= EXERCISE DATA =
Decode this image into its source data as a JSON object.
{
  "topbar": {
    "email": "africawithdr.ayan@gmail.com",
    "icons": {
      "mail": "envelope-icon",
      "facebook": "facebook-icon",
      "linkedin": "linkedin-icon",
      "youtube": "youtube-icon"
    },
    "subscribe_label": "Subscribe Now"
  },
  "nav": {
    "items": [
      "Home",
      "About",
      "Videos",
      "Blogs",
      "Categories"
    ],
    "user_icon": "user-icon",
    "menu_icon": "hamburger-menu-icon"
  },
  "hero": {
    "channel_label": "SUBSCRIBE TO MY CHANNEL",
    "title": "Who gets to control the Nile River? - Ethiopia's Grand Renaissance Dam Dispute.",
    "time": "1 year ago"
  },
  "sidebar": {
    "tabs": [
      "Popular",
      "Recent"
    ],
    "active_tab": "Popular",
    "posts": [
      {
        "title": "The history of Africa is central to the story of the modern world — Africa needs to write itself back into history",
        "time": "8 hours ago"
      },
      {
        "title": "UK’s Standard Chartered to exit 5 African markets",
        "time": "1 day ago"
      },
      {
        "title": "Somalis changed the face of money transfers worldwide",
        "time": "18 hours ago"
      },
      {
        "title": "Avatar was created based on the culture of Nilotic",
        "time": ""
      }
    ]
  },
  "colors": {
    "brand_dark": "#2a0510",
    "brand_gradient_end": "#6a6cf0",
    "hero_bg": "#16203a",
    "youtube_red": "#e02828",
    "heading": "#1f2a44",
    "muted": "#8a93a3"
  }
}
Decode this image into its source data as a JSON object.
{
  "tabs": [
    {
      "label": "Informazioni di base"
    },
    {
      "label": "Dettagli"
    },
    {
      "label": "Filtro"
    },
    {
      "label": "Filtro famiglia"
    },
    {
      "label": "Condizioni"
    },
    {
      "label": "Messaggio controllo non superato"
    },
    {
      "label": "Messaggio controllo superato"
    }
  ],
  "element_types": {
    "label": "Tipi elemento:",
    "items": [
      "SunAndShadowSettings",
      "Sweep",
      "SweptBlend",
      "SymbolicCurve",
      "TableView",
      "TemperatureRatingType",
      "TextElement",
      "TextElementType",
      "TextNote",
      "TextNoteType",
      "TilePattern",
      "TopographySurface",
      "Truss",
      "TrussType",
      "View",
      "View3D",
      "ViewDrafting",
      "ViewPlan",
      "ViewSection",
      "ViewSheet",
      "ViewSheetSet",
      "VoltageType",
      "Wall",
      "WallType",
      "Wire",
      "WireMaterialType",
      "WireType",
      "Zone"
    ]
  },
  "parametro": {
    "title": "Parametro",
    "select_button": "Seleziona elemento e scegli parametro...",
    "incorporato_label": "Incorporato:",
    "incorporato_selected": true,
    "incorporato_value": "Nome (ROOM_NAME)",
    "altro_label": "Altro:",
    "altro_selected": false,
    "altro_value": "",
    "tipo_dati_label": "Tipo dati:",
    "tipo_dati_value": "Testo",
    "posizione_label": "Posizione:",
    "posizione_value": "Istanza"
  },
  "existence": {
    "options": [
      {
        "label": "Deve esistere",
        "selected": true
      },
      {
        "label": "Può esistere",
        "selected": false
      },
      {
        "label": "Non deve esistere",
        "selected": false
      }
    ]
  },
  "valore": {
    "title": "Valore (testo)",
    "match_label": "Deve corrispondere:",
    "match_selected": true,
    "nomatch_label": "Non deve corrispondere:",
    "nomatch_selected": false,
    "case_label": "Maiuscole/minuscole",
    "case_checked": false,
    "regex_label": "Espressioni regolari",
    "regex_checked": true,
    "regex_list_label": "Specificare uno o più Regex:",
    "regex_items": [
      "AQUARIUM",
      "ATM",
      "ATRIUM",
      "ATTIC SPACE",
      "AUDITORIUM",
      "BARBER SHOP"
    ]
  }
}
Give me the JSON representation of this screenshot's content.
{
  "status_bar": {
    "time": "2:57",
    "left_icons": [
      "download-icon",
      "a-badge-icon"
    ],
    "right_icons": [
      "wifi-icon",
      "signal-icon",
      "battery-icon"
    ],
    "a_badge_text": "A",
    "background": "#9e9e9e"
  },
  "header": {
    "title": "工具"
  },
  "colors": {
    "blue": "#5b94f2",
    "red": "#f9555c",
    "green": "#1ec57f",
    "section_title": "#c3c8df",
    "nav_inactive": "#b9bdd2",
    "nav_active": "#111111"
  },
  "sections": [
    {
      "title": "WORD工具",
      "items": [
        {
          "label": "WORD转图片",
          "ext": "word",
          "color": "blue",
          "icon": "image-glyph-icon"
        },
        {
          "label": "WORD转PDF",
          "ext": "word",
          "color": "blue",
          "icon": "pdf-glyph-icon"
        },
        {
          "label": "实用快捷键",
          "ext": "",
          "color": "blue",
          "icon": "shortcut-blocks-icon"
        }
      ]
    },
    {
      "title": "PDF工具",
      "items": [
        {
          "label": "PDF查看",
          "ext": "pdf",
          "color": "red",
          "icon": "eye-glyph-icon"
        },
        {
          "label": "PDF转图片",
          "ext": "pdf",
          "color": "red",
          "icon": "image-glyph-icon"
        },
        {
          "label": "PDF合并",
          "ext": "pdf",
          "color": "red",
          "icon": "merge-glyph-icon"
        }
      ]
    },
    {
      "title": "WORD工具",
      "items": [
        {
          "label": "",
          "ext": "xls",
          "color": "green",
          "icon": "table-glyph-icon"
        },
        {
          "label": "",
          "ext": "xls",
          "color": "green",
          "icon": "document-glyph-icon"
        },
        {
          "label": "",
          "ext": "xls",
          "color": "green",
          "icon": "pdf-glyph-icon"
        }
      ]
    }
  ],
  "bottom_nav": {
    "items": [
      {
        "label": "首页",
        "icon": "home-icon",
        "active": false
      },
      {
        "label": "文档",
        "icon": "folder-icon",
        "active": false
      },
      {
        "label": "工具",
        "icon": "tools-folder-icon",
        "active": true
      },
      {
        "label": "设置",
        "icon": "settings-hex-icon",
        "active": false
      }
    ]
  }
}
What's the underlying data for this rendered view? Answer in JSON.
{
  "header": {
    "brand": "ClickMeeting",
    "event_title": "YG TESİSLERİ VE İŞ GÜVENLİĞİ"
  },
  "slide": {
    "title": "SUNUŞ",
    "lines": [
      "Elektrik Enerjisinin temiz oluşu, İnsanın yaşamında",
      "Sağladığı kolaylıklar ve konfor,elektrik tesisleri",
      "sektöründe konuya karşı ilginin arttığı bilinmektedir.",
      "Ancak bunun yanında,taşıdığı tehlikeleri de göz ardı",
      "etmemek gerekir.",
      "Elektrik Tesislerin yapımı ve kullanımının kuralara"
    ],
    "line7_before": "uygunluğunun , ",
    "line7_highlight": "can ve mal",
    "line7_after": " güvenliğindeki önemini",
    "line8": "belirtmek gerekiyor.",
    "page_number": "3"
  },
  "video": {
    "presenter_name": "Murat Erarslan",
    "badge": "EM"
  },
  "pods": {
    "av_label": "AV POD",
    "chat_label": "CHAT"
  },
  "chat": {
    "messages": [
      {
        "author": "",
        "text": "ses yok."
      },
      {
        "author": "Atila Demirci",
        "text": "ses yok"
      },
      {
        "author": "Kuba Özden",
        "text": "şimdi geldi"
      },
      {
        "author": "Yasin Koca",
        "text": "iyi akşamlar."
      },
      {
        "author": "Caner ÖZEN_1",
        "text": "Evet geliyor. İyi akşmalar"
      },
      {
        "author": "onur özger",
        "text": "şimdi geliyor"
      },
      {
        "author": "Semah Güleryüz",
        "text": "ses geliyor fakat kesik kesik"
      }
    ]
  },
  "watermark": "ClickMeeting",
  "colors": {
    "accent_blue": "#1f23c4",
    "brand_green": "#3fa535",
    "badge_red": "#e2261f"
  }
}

= REQUEST =
Write out every record shown above, word for word.

= SOLUTION TO THIS EXERCISE =
Decode this image into its source data as a JSON object.
{
  "topbar": {
    "email": "africawithdr.ayan@gmail.com",
    "icons": {
      "mail": "envelope-icon",
      "facebook": "facebook-icon",
      "linkedin": "linkedin-icon",
      "youtube": "youtube-icon"
    },
    "subscribe_label": "Subscribe Now"
  },
  "nav": {
    "items": [
      "Home",
      "About",
      "Videos",
      "Blogs",
      "Categories"
    ],
    "user_icon": "user-icon",
    "menu_icon": "hamburger-menu-icon"
  },
  "hero": {
    "channel_label": "SUBSCRIBE TO MY CHANNEL",
    "title": "Who gets to control the Nile River? - Ethiopia's Grand Renaissance Dam Dispute.",
    "time": "1 year ago"
  },
  "sidebar": {
    "tabs": [
      "Popular",
      "Recent"
    ],
    "active_tab": "Popular",
    "posts": [
      {
        "title": "The history of Africa is central to the story of the modern world — Africa needs to write itself back into history",
        "time": "8 hours ago"
      },
      {
        "title": "UK’s Standard Chartered to exit 5 African markets",
        "time": "1 day ago"
      },
      {
        "title": "Somalis changed the face of money transfers worldwide",
        "time": "18 hours ago"
      },
      {
        "title": "Avatar was created based on the culture of Nilotic",
        "time": ""
      }
    ]
  },
  "colors": {
    "brand_dark": "#2a0510",
    "brand_gradient_end": "#6a6cf0",
    "hero_bg": "#16203a",
    "youtube_red": "#e02828",
    "heading": "#1f2a44",
    "muted": "#8a93a3"
  }
}
Decode this image into its source data as a JSON object.
{
  "tabs": [
    {
      "label": "Informazioni di base"
    },
    {
      "label": "Dettagli"
    },
    {
      "label": "Filtro"
    },
    {
      "label": "Filtro famiglia"
    },
    {
      "label": "Condizioni"
    },
    {
      "label": "Messaggio controllo non superato"
    },
    {
      "label": "Messaggio controllo superato"
    }
  ],
  "element_types": {
    "label": "Tipi elemento:",
    "items": [
      "SunAndShadowSettings",
      "Sweep",
      "SweptBlend",
      "SymbolicCurve",
      "TableView",
      "TemperatureRatingType",
      "TextElement",
      "TextElementType",
      "TextNote",
      "TextNoteType",
      "TilePattern",
      "TopographySurface",
      "Truss",
      "TrussType",
      "View",
      "View3D",
      "ViewDrafting",
      "ViewPlan",
      "ViewSection",
      "ViewSheet",
      "ViewSheetSet",
      "VoltageType",
      "Wall",
      "WallType",
      "Wire",
      "WireMaterialType",
      "WireType",
      "Zone"
    ]
  },
  "parametro": {
    "title": "Parametro",
    "select_button": "Seleziona elemento e scegli parametro...",
    "incorporato_label": "Incorporato:",
    "incorporato_selected": true,
    "incorporato_value": "Nome (ROOM_NAME)",
    "altro_label": "Altro:",
    "altro_selected": false,
    "altro_value": "",
    "tipo_dati_label": "Tipo dati:",
    "tipo_dati_value": "Testo",
    "posizione_label": "Posizione:",
    "posizione_value": "Istanza"
  },
  "existence": {
    "options": [
      {
        "label": "Deve esistere",
        "selected": true
      },
      {
        "label": "Può esistere",
        "selected": false
      },
      {
        "label": "Non deve esistere",
        "selected": false
      }
    ]
  },
  "valore": {
    "title": "Valore (testo)",
    "match_label": "Deve corrispondere:",
    "match_selected": true,
    "nomatch_label": "Non deve corrispondere:",
    "nomatch_selected": false,
    "case_label": "Maiuscole/minuscole",
    "case_checked": false,
    "regex_label": "Espressioni regolari",
    "regex_checked": true,
    "regex_list_label": "Specificare uno o più Regex:",
    "regex_items": [
      "AQUARIUM",
      "ATM",
      "ATRIUM",
      "ATTIC SPACE",
      "AUDITORIUM",
      "BARBER SHOP"
    ]
  }
}
Give me the JSON representation of this screenshot's content.
{
  "status_bar": {
    "time": "2:57",
    "left_icons": [
      "download-icon",
      "a-badge-icon"
    ],
    "right_icons": [
      "wifi-icon",
      "signal-icon",
      "battery-icon"
    ],
    "a_badge_text": "A",
    "background": "#9e9e9e"
  },
  "header": {
    "title": "工具"
  },
  "colors": {
    "blue": "#5b94f2",
    "red": "#f9555c",
    "green": "#1ec57f",
    "section_title": "#c3c8df",
    "nav_inactive": "#b9bdd2",
    "nav_active": "#111111"
  },
  "sections": [
    {
      "title": "WORD工具",
      "items": [
        {
          "label": "WORD转图片",
          "ext": "word",
          "color": "blue",
          "icon": "image-glyph-icon"
        },
        {
          "label": "WORD转PDF",
          "ext": "word",
          "color": "blue",
          "icon": "pdf-glyph-icon"
        },
        {
          "label": "实用快捷键",
          "ext": "",
          "color": "blue",
          "icon": "shortcut-blocks-icon"
        }
      ]
    },
    {
      "title": "PDF工具",
      "items": [
        {
          "label": "PDF查看",
          "ext": "pdf",
          "color": "red",
          "icon": "eye-glyph-icon"
        },
        {
          "label": "PDF转图片",
          "ext": "pdf",
          "color": "red",
          "icon": "image-glyph-icon"
        },
        {
          "label": "PDF合并",
          "ext": "pdf",
          "color": "red",
          "icon": "merge-glyph-icon"
        }
      ]
    },
    {
      "title": "WORD工具",
      "items": [
        {
          "label": "",
          "ext": "xls",
          "color": "green",
          "icon": "table-glyph-icon"
        },
        {
          "label": "",
          "ext": "xls",
          "color": "green",
          "icon": "document-glyph-icon"
        },
        {
          "label": "",
          "ext": "xls",
          "color": "green",
          "icon": "pdf-glyph-icon"
        }
      ]
    }
  ],
  "bottom_nav": {
    "items": [
      {
        "label": "首页",
        "icon": "home-icon",
        "active": false
      },
      {
        "label": "文档",
        "icon": "folder-icon",
        "active": false
      },
      {
        "label": "工具",
        "icon": "tools-folder-icon",
        "active": true
      },
      {
        "label": "设置",
        "icon": "settings-hex-icon",
        "active": false
      }
    ]
  }
}
What's the underlying data for this rendered view? Answer in JSON.
{
  "header": {
    "brand": "ClickMeeting",
    "event_title": "YG TESİSLERİ VE İŞ GÜVENLİĞİ"
  },
  "slide": {
    "title": "SUNUŞ",
    "lines": [
      "Elektrik Enerjisinin temiz oluşu, İnsanın yaşamında",
      "Sağladığı kolaylıklar ve konfor,elektrik tesisleri",
      "sektöründe konuya karşı ilginin arttığı bilinmektedir.",
      "Ancak bunun yanında,taşıdığı tehlikeleri de göz ardı",
      "etmemek gerekir.",
      "Elektrik Tesislerin yapımı ve kullanımının kuralara"
    ],
    "line7_before": "uygunluğunun , ",
    "line7_highlight": "can ve mal",
    "line7_after": " güvenliğindeki önemini",
    "line8": "belirtmek gerekiyor.",
    "page_number": "3"
  },
  "video": {
    "presenter_name": "Murat Erarslan",
    "badge": "EM"
  },
  "pods": {
    "av_label": "AV POD",
    "chat_label": "CHAT"
  },
  "chat": {
    "messages": [
      {
        "author": "",
        "text": "ses yok."
      },
      {
        "author": "Atila Demirci",
        "text": "ses yok"
      },
      {
        "author": "Kuba Özden",
        "text": "şimdi geldi"
      },
      {
        "author": "Yasin Koca",
        "text": "iyi akşamlar."
      },
      {
        "author": "Caner ÖZEN_1",
        "text": "Evet geliyor. İyi akşmalar"
      },
      {
        "author": "onur özger",
        "text": "şimdi geliyor"
      },
      {
        "author": "Semah Güleryüz",
        "text": "ses geliyor fakat kesik kesik"
      }
    ]
  },
  "watermark": "ClickMeeting",
  "colors": {
    "accent_blue": "#1f23c4",
    "brand_green": "#3fa535",
    "badge_red": "#e2261f"
  }
}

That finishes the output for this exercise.